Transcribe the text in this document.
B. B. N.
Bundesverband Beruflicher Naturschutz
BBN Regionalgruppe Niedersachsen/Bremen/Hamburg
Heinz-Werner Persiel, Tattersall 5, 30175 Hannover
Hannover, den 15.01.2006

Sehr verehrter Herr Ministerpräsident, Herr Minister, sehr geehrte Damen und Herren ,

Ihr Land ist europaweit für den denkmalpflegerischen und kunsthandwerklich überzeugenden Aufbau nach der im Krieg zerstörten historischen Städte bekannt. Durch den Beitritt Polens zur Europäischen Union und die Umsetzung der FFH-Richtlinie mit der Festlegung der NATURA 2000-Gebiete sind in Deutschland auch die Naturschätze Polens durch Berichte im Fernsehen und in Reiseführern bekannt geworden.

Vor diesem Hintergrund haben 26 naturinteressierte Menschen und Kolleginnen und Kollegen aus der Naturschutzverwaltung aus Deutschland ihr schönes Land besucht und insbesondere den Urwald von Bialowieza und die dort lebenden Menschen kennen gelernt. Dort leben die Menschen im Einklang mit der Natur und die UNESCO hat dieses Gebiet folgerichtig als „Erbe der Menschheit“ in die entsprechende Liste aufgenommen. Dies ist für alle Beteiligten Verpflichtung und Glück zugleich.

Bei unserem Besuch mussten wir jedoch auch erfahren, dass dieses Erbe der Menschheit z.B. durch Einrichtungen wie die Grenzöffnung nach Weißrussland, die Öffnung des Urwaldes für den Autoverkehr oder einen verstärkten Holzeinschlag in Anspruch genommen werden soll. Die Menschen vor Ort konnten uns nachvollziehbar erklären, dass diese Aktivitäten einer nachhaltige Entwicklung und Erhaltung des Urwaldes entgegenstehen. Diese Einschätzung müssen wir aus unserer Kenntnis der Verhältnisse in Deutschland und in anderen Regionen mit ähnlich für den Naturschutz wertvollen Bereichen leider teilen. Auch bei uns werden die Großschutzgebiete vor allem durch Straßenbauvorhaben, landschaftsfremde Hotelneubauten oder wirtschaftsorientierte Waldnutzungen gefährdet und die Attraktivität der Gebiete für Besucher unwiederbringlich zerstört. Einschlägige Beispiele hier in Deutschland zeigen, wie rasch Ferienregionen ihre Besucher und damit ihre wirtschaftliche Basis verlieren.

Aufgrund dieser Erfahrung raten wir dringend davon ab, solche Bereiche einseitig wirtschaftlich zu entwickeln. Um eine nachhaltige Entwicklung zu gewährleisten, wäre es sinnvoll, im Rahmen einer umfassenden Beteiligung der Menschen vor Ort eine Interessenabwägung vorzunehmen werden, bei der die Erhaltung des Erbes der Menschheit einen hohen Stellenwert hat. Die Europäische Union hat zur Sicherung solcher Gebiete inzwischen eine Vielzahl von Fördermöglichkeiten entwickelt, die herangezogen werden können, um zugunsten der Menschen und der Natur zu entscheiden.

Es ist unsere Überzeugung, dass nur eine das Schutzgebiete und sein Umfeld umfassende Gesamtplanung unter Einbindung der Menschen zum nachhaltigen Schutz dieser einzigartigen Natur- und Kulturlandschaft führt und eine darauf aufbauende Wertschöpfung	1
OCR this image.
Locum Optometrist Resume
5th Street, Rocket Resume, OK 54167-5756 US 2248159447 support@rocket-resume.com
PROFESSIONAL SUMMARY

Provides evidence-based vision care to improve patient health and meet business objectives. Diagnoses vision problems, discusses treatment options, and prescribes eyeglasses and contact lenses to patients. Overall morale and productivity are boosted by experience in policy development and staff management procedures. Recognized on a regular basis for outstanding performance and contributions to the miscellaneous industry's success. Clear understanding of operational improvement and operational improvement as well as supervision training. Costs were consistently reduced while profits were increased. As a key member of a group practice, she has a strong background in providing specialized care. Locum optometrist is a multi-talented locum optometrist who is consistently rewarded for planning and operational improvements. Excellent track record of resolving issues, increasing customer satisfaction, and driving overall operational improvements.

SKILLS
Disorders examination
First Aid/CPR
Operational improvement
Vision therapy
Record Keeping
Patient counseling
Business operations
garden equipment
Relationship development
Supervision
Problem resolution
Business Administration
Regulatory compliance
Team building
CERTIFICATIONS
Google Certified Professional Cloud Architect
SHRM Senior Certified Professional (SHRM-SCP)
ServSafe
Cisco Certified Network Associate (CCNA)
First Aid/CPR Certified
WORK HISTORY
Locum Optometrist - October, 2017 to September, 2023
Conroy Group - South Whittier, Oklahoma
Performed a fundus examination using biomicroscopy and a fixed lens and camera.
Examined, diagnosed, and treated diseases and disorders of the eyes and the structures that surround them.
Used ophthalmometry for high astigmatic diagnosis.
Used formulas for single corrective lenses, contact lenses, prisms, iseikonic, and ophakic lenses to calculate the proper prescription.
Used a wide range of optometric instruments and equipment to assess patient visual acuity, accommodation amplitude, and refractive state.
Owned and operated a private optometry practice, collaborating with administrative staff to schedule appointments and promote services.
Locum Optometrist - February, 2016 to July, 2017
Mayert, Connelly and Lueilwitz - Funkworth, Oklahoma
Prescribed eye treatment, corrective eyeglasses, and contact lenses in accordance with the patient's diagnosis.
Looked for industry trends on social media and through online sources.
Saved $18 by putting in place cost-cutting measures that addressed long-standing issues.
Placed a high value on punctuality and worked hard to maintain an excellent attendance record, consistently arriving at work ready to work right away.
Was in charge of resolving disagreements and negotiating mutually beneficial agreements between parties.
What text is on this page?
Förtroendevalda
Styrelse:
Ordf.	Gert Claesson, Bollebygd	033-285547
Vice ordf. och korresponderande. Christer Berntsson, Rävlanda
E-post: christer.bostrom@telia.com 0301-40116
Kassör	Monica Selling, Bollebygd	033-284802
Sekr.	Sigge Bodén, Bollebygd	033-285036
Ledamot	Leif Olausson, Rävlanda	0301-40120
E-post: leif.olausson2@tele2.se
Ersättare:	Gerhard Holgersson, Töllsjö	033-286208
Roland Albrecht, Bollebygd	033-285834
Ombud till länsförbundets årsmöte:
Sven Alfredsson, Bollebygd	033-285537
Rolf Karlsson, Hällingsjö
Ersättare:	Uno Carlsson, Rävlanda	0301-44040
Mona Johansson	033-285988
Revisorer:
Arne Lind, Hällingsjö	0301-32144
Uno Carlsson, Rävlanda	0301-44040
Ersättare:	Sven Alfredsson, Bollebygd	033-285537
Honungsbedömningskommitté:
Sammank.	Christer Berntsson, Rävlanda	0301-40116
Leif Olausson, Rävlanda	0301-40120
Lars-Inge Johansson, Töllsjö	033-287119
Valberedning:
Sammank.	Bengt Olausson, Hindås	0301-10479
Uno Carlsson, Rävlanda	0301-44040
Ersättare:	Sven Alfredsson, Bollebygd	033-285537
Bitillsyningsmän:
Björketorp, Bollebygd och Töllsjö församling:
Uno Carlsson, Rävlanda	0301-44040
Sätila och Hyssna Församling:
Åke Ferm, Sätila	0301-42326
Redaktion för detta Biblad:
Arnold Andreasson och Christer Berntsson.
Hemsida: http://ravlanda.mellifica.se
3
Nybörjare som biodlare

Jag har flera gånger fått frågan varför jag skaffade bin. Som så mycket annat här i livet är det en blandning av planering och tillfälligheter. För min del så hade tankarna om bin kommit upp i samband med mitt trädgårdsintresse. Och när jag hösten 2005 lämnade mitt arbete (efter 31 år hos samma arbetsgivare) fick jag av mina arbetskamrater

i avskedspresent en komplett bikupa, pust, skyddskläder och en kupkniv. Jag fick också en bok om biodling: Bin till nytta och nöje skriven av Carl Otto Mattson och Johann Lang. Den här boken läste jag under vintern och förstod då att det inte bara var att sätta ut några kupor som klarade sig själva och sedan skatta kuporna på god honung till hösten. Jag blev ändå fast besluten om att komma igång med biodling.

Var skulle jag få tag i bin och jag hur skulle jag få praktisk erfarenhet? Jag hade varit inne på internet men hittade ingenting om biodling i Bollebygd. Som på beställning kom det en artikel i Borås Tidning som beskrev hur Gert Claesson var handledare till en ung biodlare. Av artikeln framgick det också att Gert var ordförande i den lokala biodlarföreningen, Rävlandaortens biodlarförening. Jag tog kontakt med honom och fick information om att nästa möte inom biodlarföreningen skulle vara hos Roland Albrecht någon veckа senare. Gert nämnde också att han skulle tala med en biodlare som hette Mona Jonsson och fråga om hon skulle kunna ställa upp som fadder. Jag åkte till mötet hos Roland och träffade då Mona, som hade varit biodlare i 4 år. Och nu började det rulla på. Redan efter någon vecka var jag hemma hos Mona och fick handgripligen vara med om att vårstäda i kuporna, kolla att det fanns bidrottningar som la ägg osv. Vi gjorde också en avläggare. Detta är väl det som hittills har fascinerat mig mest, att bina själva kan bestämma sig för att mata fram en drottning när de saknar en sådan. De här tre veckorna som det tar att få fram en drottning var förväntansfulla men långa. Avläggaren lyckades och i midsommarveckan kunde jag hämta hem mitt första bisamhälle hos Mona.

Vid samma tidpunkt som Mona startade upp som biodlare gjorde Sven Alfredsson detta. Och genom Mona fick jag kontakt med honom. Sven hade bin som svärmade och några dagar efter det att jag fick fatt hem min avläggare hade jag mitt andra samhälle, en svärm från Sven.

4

#### THE TASK
Search the material for the string "Ersättare" and return each line that has it.

#### RESPONSE BELOW
Ersättare:	Gerhard Holgersson, Töllsjö	033-286208
Ersättare:	Uno Carlsson, Rävlanda	0301-44040
Ersättare:	Sven Alfredsson, Bollebygd	033-285537
Ersättare:	Sven Alfredsson, Bollebygd	033-285537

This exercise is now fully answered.